- **Exercise**
A verbatim copy of the records is required, with all pictures left out.

- **Given records**
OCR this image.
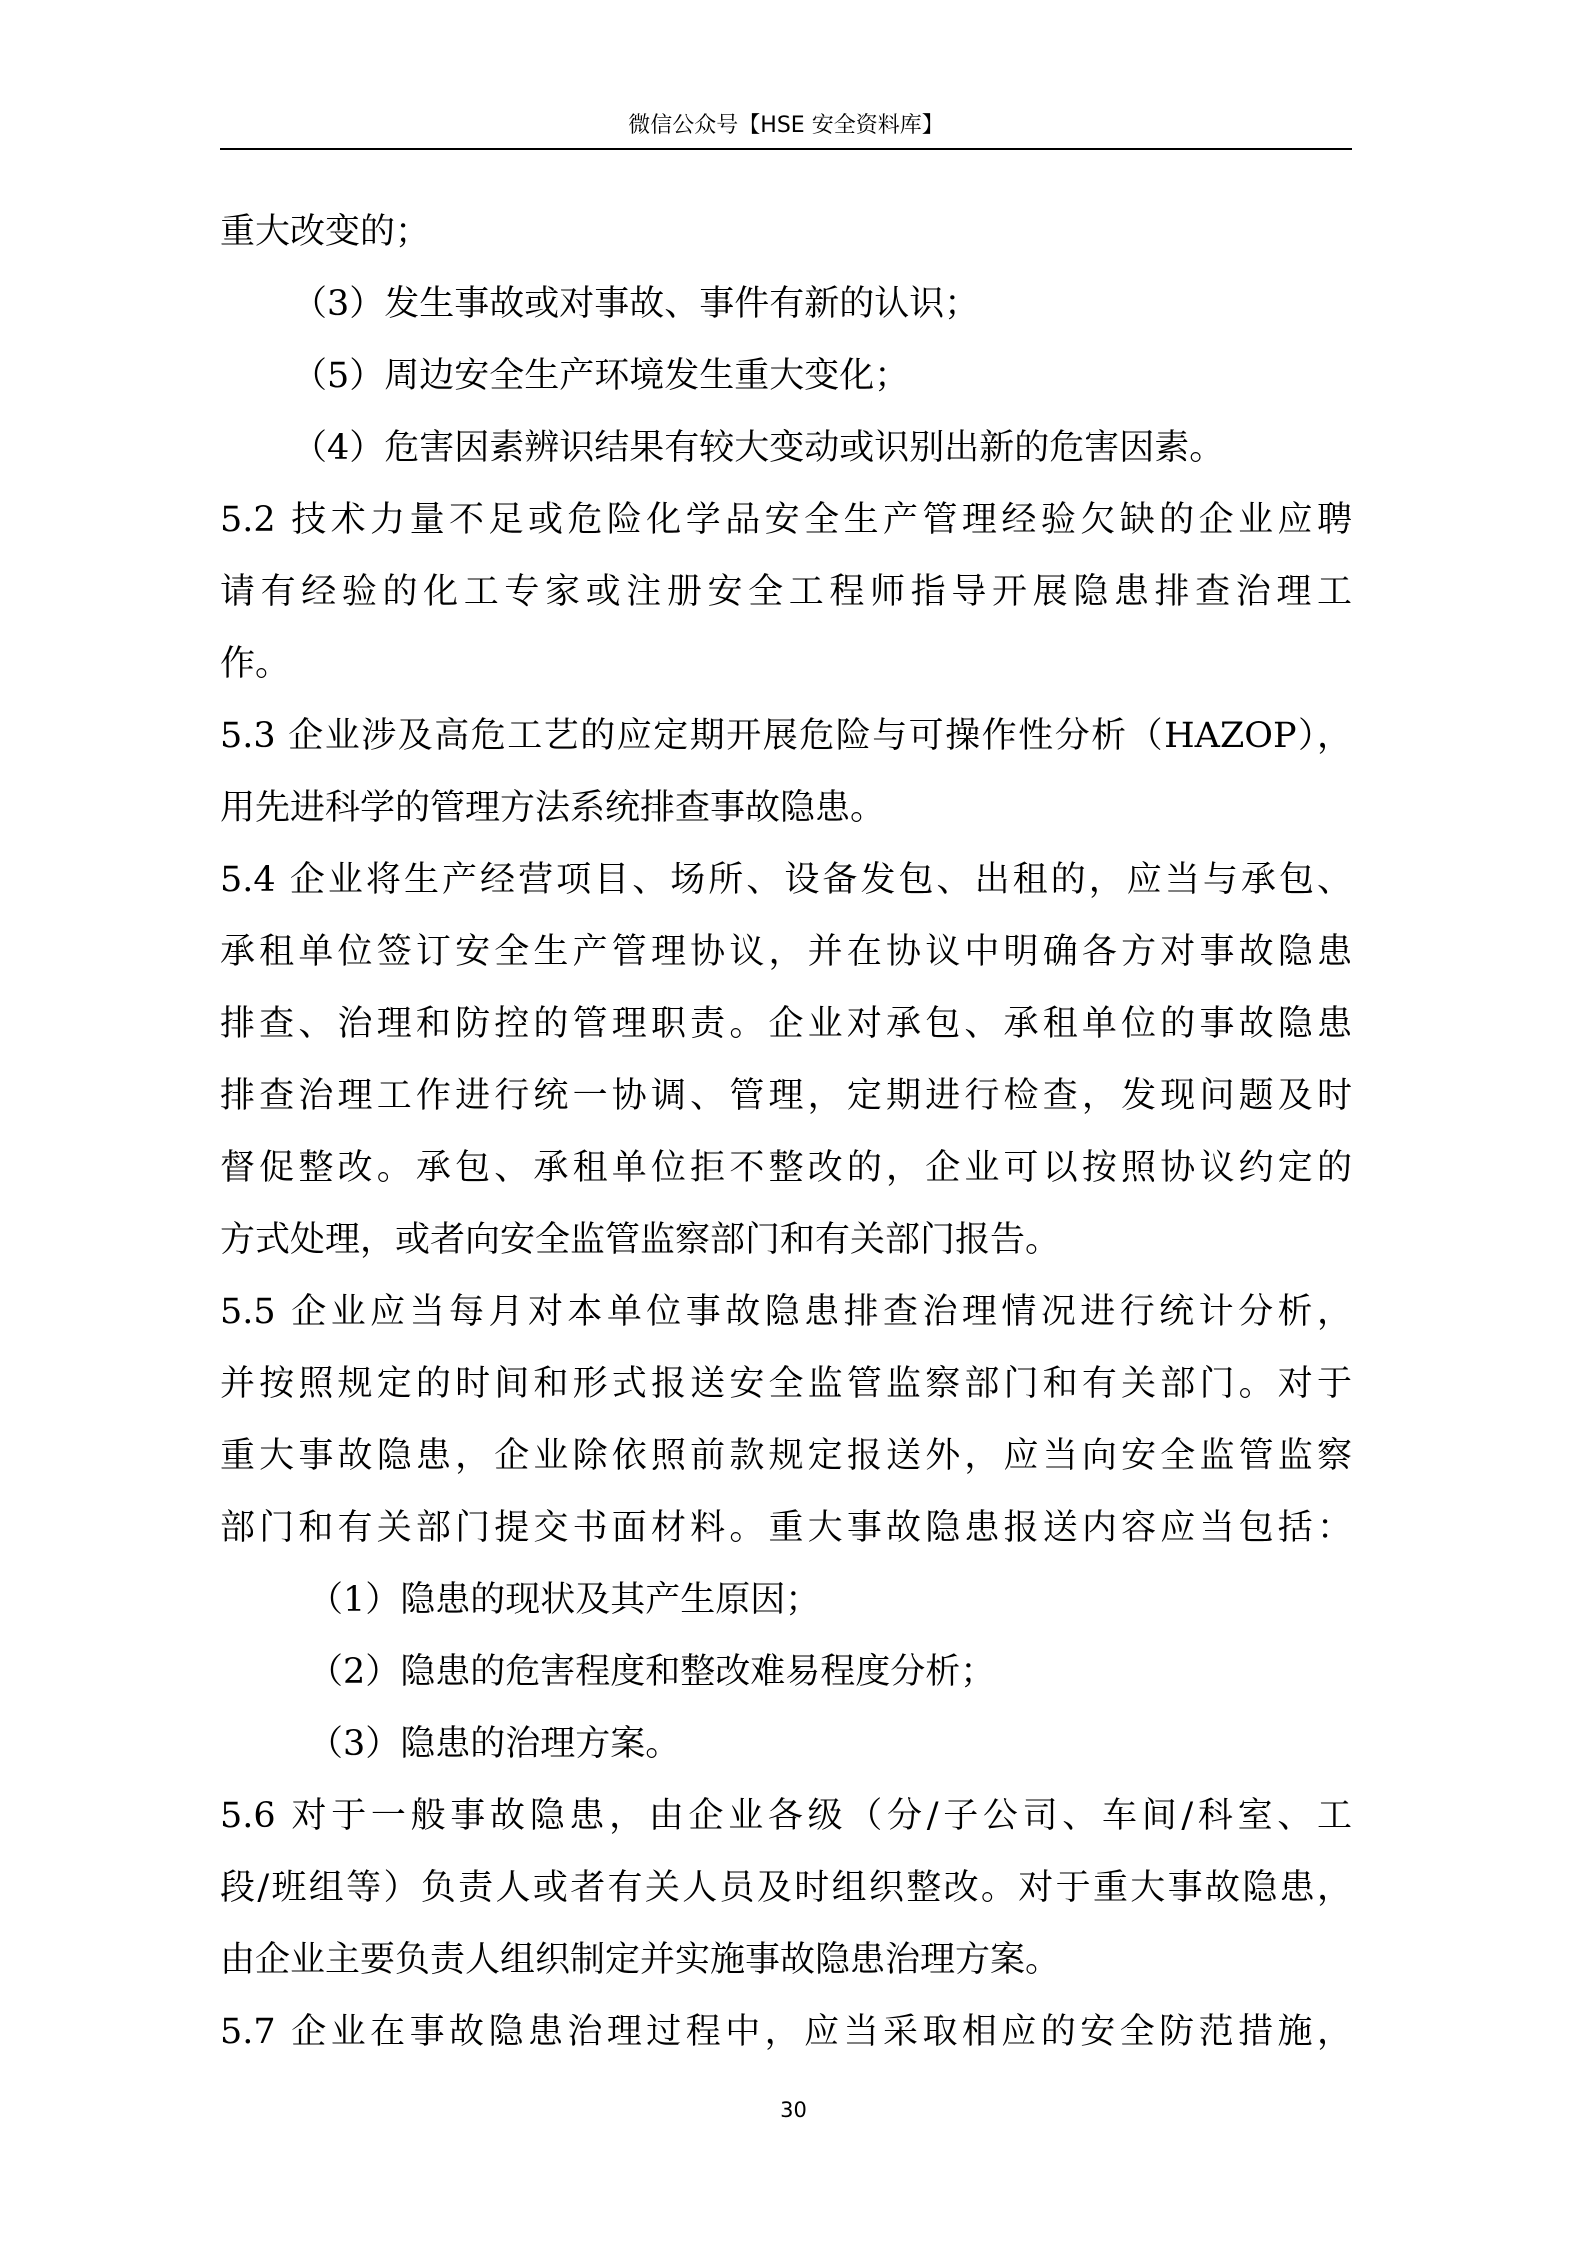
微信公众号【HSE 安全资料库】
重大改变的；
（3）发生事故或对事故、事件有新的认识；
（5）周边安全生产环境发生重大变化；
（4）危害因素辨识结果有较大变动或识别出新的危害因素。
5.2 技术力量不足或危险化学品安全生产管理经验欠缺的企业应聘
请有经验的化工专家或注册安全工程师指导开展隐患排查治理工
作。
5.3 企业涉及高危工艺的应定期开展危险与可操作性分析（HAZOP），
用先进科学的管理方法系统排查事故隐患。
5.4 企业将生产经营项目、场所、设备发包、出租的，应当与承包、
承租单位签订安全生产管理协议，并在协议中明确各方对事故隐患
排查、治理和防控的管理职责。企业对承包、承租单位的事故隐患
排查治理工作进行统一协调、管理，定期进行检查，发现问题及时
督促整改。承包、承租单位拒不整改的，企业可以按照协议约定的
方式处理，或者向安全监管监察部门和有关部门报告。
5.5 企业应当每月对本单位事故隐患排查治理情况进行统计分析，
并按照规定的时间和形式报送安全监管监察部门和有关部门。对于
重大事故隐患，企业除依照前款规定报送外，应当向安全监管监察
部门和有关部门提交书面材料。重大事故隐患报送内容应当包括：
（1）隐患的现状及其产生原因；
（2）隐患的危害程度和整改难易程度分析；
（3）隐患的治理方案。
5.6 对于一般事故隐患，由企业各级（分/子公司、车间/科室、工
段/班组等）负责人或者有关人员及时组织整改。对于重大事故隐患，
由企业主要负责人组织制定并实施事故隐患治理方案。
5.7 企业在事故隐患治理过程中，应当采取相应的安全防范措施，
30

- **Result**
OCR this image.
微信公众号【HSE 安全资料库】
重大改变的；
（3）发生事故或对事故、事件有新的认识；
（5）周边安全生产环境发生重大变化；
（4）危害因素辨识结果有较大变动或识别出新的危害因素。
5.2 技术力量不足或危险化学品安全生产管理经验欠缺的企业应聘
请有经验的化工专家或注册安全工程师指导开展隐患排查治理工
作。
5.3 企业涉及高危工艺的应定期开展危险与可操作性分析（HAZOP），
用先进科学的管理方法系统排查事故隐患。
5.4 企业将生产经营项目、场所、设备发包、出租的，应当与承包、
承租单位签订安全生产管理协议，并在协议中明确各方对事故隐患
排查、治理和防控的管理职责。企业对承包、承租单位的事故隐患
排查治理工作进行统一协调、管理，定期进行检查，发现问题及时
督促整改。承包、承租单位拒不整改的，企业可以按照协议约定的
方式处理，或者向安全监管监察部门和有关部门报告。
5.5 企业应当每月对本单位事故隐患排查治理情况进行统计分析，
并按照规定的时间和形式报送安全监管监察部门和有关部门。对于
重大事故隐患，企业除依照前款规定报送外，应当向安全监管监察
部门和有关部门提交书面材料。重大事故隐患报送内容应当包括：
（1）隐患的现状及其产生原因；
（2）隐患的危害程度和整改难易程度分析；
（3）隐患的治理方案。
5.6 对于一般事故隐患，由企业各级（分/子公司、车间/科室、工
段/班组等）负责人或者有关人员及时组织整改。对于重大事故隐患，
由企业主要负责人组织制定并实施事故隐患治理方案。
5.7 企业在事故隐患治理过程中，应当采取相应的安全防范措施，
30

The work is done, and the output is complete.